* **Written problem**:
Write out the data below exactly as given, without any of its pictures.

Collected data
* * * * * * *

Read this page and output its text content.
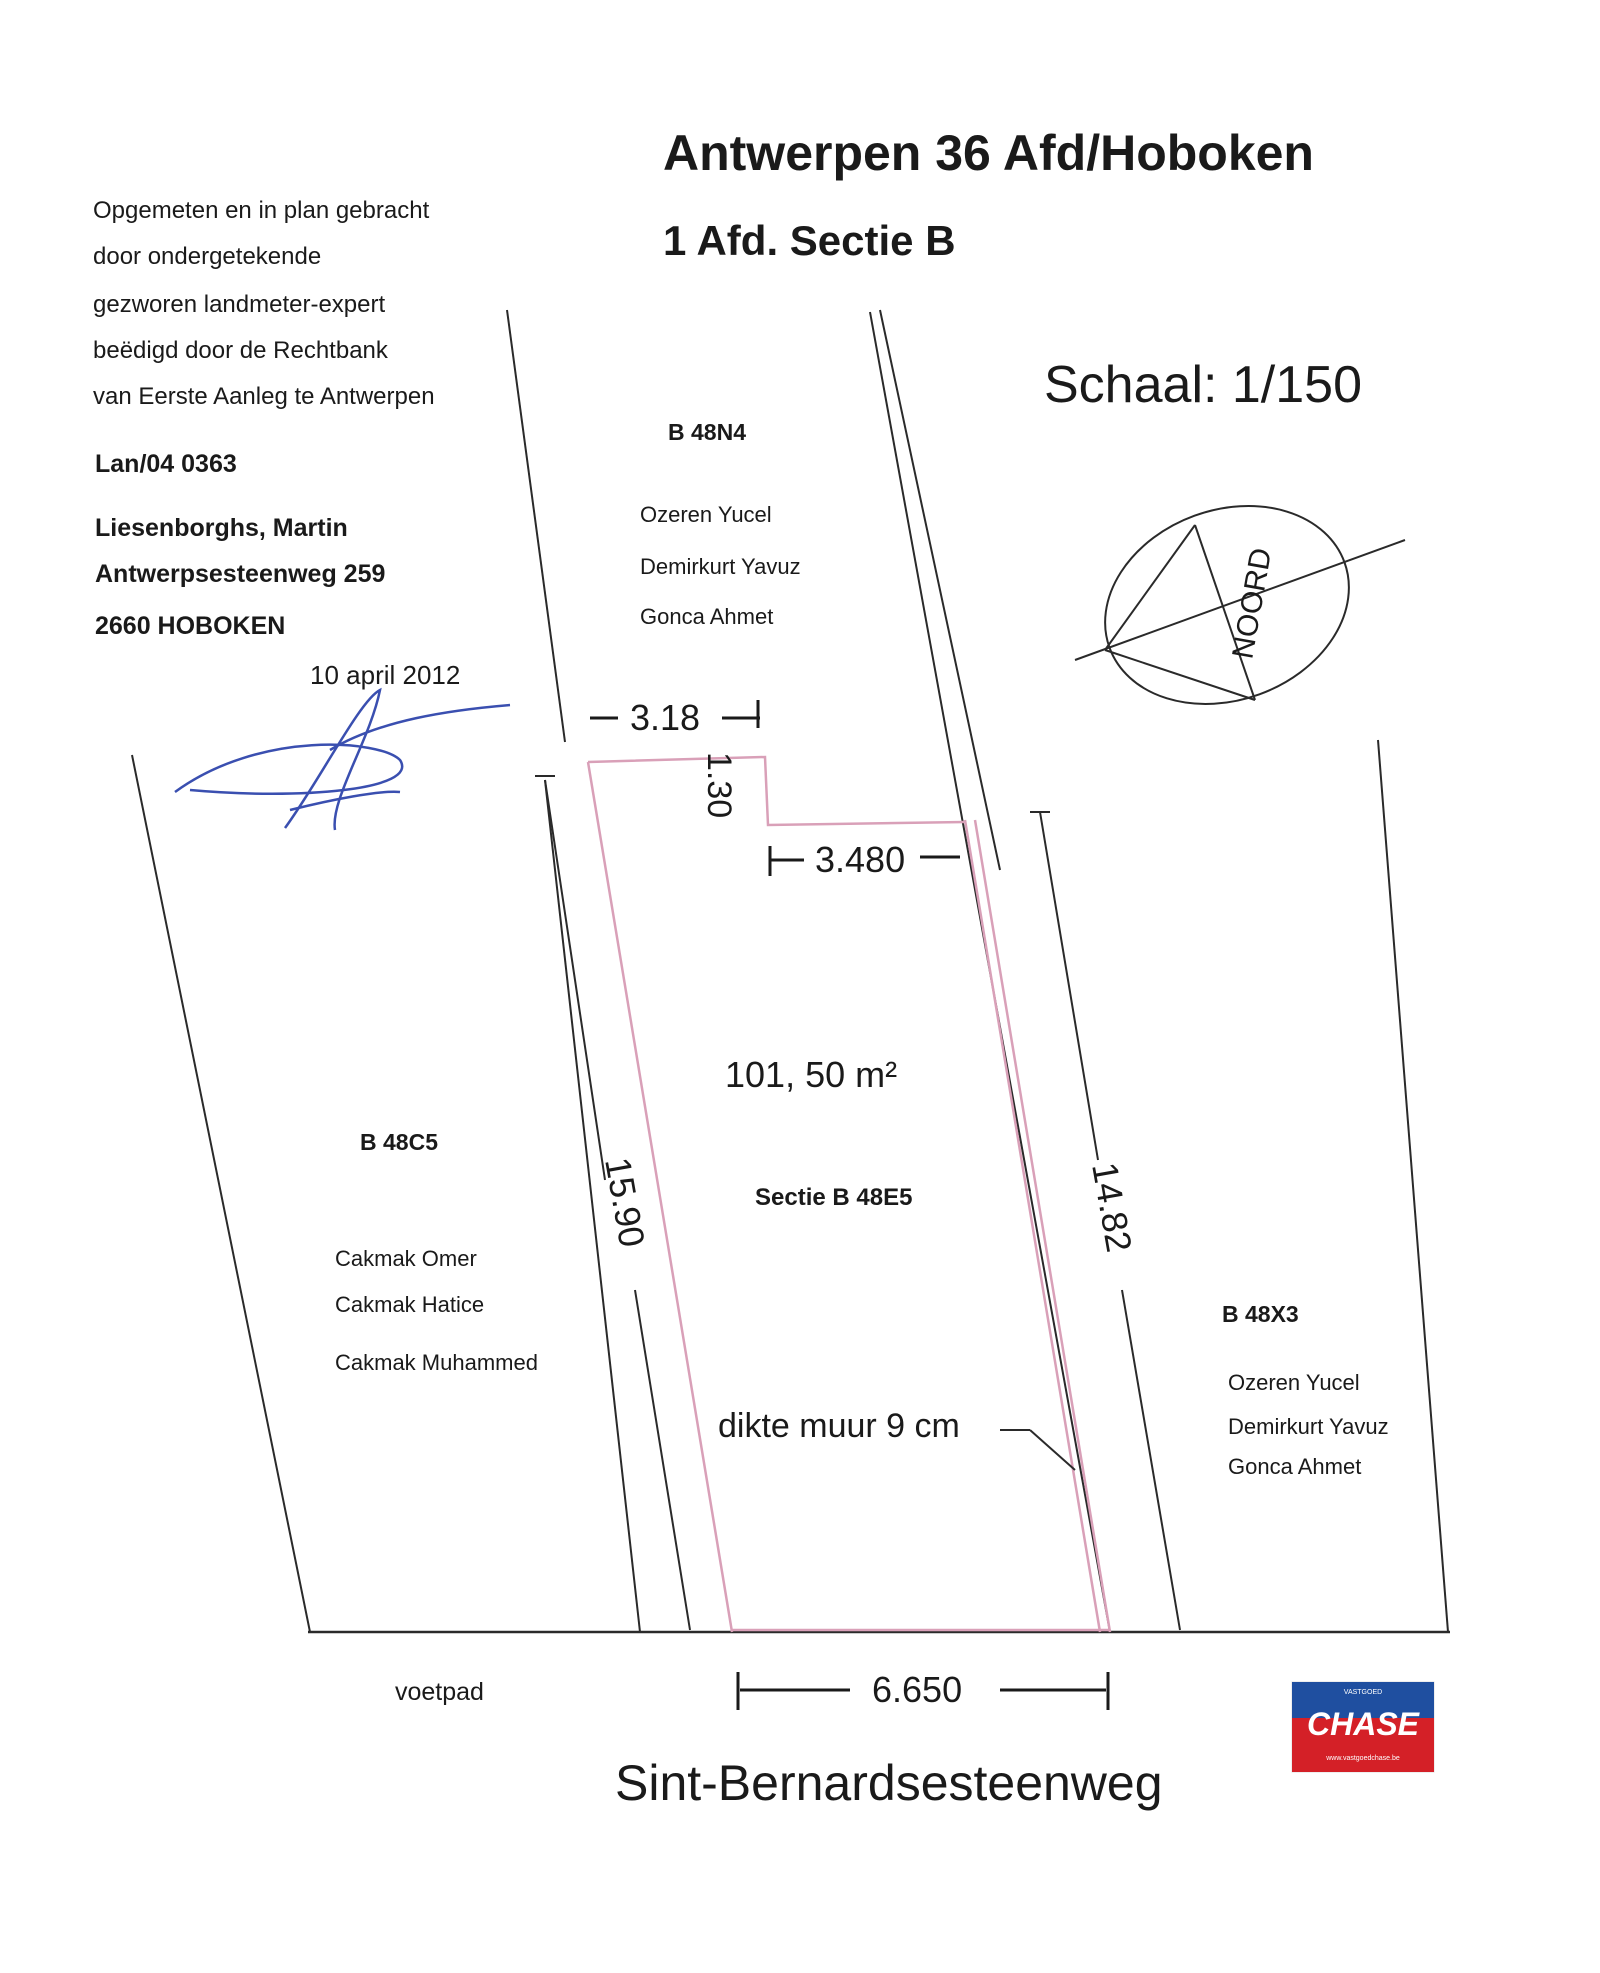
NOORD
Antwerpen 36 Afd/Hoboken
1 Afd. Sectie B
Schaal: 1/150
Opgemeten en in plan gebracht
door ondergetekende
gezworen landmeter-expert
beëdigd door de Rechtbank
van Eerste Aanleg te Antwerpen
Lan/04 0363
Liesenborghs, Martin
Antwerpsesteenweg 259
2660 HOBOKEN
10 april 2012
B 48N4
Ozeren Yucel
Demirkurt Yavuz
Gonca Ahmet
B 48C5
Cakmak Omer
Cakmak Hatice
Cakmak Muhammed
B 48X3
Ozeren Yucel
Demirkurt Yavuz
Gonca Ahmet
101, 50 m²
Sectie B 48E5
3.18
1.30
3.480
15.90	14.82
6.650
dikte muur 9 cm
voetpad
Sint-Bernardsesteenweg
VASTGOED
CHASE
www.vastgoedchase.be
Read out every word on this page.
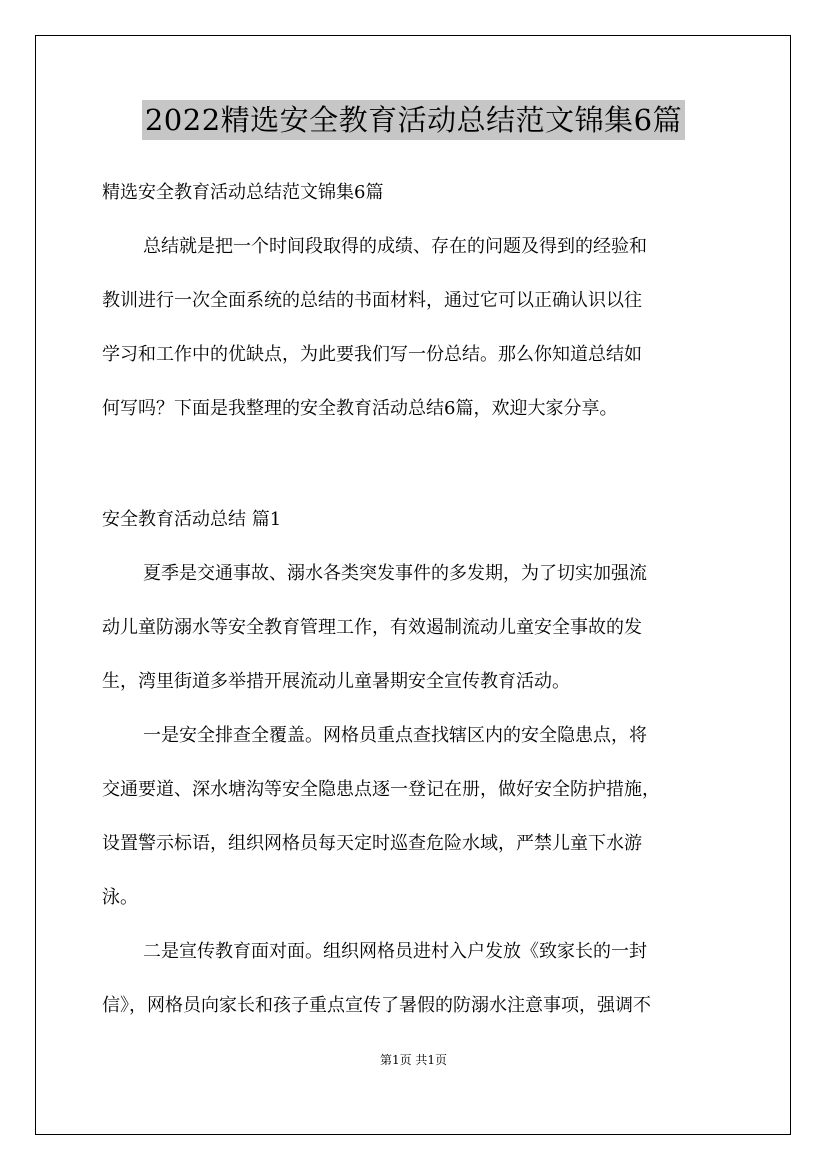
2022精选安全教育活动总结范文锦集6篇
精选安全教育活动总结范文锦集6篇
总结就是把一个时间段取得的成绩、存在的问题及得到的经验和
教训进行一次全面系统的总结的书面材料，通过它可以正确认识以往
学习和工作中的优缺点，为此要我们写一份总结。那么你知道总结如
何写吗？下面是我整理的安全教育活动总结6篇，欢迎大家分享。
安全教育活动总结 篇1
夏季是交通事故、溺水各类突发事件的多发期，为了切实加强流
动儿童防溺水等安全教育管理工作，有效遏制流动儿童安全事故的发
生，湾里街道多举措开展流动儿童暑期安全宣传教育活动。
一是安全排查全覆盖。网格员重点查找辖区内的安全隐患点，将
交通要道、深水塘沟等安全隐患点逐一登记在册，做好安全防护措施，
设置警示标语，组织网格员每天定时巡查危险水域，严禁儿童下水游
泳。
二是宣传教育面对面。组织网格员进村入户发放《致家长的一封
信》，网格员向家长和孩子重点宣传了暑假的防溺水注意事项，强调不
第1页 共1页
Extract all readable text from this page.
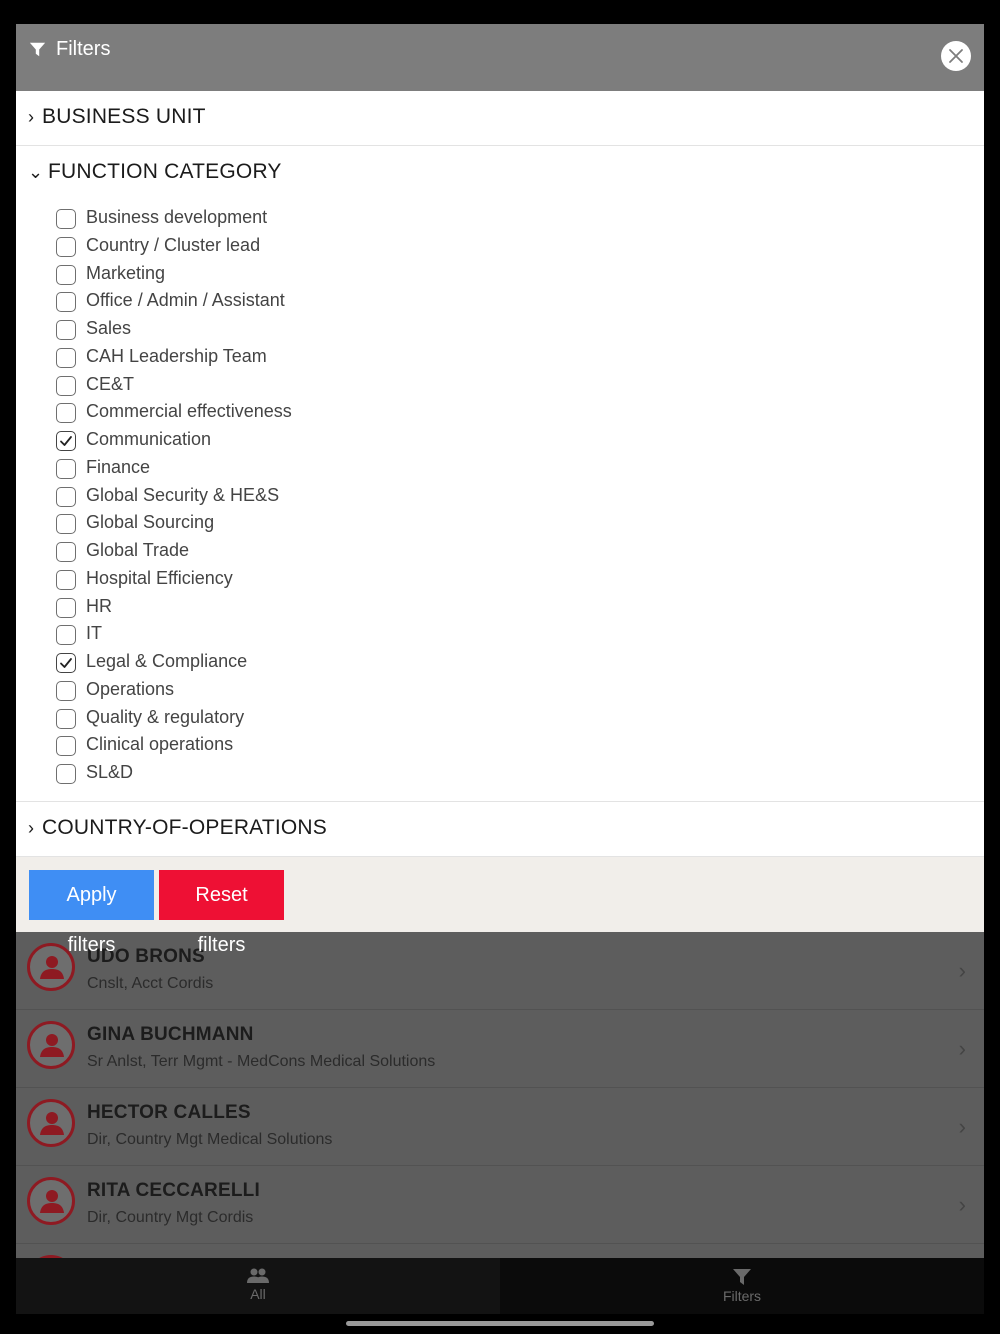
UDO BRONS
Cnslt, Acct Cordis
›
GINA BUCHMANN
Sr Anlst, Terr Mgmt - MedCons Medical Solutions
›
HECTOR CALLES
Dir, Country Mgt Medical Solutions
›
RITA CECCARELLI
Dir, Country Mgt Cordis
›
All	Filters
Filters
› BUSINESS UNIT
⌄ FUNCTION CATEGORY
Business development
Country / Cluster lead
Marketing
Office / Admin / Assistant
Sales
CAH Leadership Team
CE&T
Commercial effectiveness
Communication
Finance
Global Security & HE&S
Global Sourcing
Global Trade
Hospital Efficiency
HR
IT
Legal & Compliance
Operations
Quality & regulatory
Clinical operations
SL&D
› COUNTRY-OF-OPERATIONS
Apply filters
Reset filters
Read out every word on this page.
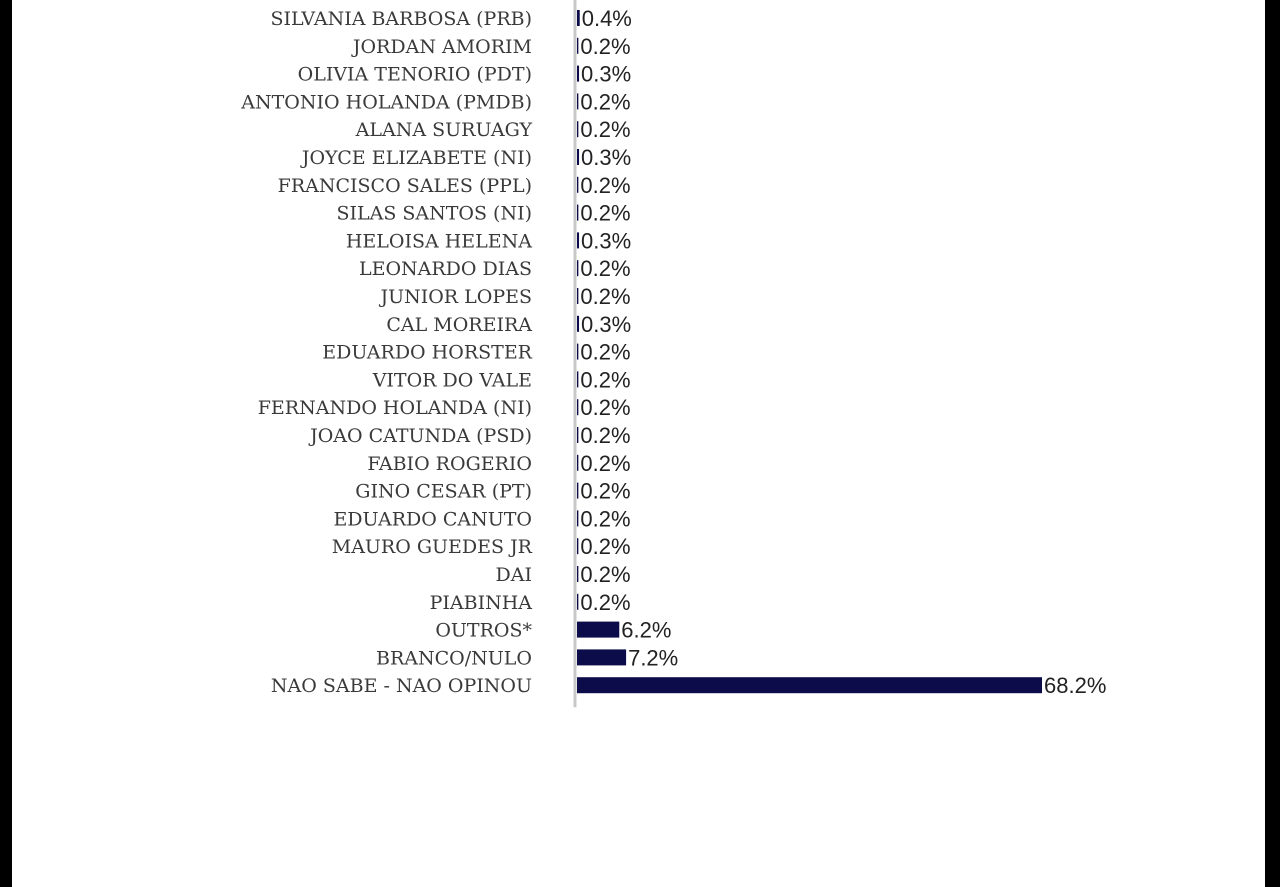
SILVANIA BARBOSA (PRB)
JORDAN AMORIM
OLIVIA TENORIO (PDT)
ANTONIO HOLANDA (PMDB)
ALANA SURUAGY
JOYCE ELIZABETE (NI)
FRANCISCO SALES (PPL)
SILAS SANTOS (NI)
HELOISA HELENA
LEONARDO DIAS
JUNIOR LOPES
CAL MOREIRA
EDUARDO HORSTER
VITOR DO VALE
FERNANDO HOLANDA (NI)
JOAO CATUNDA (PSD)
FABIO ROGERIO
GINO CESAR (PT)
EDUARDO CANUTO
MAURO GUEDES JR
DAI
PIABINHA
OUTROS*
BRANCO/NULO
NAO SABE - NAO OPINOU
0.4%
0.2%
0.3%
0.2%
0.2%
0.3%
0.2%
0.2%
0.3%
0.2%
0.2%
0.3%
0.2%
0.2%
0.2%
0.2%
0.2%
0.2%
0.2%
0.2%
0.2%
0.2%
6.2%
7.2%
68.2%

* * * * * * *

* **Problem solution**:
Read this page and output its text content.
NOORD
Antwerpen 36 Afd/Hoboken
1 Afd. Sectie B
Schaal: 1/150
Opgemeten en in plan gebracht
door ondergetekende
gezworen landmeter-expert
beëdigd door de Rechtbank
van Eerste Aanleg te Antwerpen
Lan/04 0363
Liesenborghs, Martin
Antwerpsesteenweg 259
2660 HOBOKEN
10 april 2012
B 48N4
Ozeren Yucel
Demirkurt Yavuz
Gonca Ahmet
B 48C5
Cakmak Omer
Cakmak Hatice
Cakmak Muhammed
B 48X3
Ozeren Yucel
Demirkurt Yavuz
Gonca Ahmet
101, 50 m²
Sectie B 48E5
3.18
1.30
3.480
15.90	14.82
6.650
dikte muur 9 cm
voetpad
Sint-Bernardsesteenweg
VASTGOED
CHASE
www.vastgoedchase.be
Read out every word on this page.
2022精选安全教育活动总结范文锦集6篇
精选安全教育活动总结范文锦集6篇
总结就是把一个时间段取得的成绩、存在的问题及得到的经验和
教训进行一次全面系统的总结的书面材料，通过它可以正确认识以往
学习和工作中的优缺点，为此要我们写一份总结。那么你知道总结如
何写吗？下面是我整理的安全教育活动总结6篇，欢迎大家分享。
安全教育活动总结 篇1
夏季是交通事故、溺水各类突发事件的多发期，为了切实加强流
动儿童防溺水等安全教育管理工作，有效遏制流动儿童安全事故的发
生，湾里街道多举措开展流动儿童暑期安全宣传教育活动。
一是安全排查全覆盖。网格员重点查找辖区内的安全隐患点，将
交通要道、深水塘沟等安全隐患点逐一登记在册，做好安全防护措施，
设置警示标语，组织网格员每天定时巡查危险水域，严禁儿童下水游
泳。
二是宣传教育面对面。组织网格员进村入户发放《致家长的一封
信》，网格员向家长和孩子重点宣传了暑假的防溺水注意事项，强调不
第1页 共1页
Extract all readable text from this page.
UDO BRONS
Cnslt, Acct Cordis
›
GINA BUCHMANN
Sr Anlst, Terr Mgmt - MedCons Medical Solutions
›
HECTOR CALLES
Dir, Country Mgt Medical Solutions
›
RITA CECCARELLI
Dir, Country Mgt Cordis
›
All	Filters
Filters
› BUSINESS UNIT
⌄ FUNCTION CATEGORY
Business development
Country / Cluster lead
Marketing
Office / Admin / Assistant
Sales
CAH Leadership Team
CE&T
Commercial effectiveness
Communication
Finance
Global Security & HE&S
Global Sourcing
Global Trade
Hospital Efficiency
HR
IT
Legal & Compliance
Operations
Quality & regulatory
Clinical operations
SL&D
› COUNTRY-OF-OPERATIONS
Apply filters
Reset filters
Read out every word on this page.
SILVANIA BARBOSA (PRB)
JORDAN AMORIM
OLIVIA TENORIO (PDT)
ANTONIO HOLANDA (PMDB)
ALANA SURUAGY
JOYCE ELIZABETE (NI)
FRANCISCO SALES (PPL)
SILAS SANTOS (NI)
HELOISA HELENA
LEONARDO DIAS
JUNIOR LOPES
CAL MOREIRA
EDUARDO HORSTER
VITOR DO VALE
FERNANDO HOLANDA (NI)
JOAO CATUNDA (PSD)
FABIO ROGERIO
GINO CESAR (PT)
EDUARDO CANUTO
MAURO GUEDES JR
DAI
PIABINHA
OUTROS*
BRANCO/NULO
NAO SABE - NAO OPINOU
0.4%
0.2%
0.3%
0.2%
0.2%
0.3%
0.2%
0.2%
0.3%
0.2%
0.2%
0.3%
0.2%
0.2%
0.2%
0.2%
0.2%
0.2%
0.2%
0.2%
0.2%
0.2%
6.2%
7.2%
68.2%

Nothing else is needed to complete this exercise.